━━ INPUT DATA ━━
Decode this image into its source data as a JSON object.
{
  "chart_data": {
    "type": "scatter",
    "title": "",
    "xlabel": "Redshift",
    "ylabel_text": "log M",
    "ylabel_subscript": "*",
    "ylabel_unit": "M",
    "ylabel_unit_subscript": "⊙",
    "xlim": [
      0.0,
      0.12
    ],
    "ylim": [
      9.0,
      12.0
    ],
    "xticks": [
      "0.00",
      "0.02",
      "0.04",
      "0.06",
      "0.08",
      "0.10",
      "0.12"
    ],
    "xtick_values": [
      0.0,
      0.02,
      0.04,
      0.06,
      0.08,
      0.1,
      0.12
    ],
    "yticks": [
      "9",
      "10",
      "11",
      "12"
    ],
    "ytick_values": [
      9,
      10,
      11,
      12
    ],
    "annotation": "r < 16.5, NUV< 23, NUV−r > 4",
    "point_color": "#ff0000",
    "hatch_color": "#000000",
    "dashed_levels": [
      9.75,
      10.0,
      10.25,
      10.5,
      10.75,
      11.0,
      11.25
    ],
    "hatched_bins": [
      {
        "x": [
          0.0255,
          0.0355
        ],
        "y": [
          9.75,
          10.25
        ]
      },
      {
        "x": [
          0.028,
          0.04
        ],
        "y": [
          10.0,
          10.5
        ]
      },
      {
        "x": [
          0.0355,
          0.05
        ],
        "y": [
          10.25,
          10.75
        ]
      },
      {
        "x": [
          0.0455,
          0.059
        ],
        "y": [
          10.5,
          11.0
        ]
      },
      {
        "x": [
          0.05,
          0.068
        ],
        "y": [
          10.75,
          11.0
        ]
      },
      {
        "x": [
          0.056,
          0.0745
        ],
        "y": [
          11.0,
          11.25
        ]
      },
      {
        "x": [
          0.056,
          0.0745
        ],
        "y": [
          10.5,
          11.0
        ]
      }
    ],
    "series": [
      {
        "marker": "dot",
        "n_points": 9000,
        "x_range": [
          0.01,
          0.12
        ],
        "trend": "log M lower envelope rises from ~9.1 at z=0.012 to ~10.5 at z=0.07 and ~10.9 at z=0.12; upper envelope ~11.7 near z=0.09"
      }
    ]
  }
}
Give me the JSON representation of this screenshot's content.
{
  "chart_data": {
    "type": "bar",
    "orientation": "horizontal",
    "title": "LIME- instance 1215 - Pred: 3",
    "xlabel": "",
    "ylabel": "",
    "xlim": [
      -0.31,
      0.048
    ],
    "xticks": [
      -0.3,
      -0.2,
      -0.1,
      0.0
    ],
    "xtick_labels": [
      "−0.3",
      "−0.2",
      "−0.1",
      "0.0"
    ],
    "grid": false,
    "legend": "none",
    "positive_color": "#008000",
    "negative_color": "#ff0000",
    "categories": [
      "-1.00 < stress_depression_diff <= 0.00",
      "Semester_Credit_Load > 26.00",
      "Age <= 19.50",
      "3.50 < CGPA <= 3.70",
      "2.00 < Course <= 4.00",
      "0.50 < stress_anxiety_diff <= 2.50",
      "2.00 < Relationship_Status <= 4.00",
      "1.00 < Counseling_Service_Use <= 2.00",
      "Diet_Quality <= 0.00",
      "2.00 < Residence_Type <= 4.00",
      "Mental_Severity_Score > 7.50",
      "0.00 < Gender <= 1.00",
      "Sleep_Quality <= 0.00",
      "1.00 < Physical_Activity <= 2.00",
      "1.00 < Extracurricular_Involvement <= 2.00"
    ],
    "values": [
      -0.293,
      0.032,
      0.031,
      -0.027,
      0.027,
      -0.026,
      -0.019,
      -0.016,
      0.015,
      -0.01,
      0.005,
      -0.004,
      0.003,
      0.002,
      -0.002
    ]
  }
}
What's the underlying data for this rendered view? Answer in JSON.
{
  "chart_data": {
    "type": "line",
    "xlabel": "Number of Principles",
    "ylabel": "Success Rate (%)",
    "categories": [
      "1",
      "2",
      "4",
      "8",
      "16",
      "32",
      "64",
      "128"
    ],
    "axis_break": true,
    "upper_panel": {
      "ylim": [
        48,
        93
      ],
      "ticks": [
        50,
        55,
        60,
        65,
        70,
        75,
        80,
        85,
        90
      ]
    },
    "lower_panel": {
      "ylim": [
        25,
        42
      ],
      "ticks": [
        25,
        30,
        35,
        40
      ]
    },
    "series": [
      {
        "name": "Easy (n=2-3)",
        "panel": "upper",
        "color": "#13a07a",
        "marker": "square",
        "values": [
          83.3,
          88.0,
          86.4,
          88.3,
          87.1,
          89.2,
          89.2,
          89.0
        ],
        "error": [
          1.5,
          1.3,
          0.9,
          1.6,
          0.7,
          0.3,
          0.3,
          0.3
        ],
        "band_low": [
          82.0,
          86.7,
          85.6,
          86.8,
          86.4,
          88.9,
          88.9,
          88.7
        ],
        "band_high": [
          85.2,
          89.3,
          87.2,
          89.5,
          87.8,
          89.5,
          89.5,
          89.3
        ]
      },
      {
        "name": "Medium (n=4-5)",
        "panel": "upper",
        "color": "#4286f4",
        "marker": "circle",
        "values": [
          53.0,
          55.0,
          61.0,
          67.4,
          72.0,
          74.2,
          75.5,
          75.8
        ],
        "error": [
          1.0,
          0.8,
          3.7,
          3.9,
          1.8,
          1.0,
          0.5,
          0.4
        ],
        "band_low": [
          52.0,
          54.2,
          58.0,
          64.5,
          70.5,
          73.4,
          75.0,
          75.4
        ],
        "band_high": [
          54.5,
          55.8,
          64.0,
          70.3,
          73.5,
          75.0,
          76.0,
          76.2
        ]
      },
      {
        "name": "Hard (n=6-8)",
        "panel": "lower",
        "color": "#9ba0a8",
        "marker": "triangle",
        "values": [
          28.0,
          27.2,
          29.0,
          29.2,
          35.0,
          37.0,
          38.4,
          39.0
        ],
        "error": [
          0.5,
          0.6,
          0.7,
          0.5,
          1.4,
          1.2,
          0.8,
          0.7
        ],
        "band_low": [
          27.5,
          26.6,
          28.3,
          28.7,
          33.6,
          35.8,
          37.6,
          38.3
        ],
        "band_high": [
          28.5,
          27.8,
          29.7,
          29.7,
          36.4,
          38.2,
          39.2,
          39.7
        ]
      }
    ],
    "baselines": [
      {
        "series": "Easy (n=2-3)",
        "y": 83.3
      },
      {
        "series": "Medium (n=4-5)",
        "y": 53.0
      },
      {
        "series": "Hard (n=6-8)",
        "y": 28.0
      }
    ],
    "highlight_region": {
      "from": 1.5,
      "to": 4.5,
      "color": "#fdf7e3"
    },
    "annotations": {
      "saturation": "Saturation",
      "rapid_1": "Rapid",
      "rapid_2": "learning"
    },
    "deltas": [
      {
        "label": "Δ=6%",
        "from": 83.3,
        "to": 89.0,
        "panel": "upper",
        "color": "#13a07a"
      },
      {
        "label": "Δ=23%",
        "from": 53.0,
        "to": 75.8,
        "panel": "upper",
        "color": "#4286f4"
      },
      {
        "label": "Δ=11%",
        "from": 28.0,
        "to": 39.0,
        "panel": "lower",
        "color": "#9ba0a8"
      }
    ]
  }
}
━━━
WHAT TO WORK ON: Which lines hold the word "name"? Copy each of them from the records.

OUTPUT OF THE EXERCISE:
        "name": "Easy (n=2-3)",
        "name": "Medium (n=4-5)",
        "name": "Hard (n=6-8)",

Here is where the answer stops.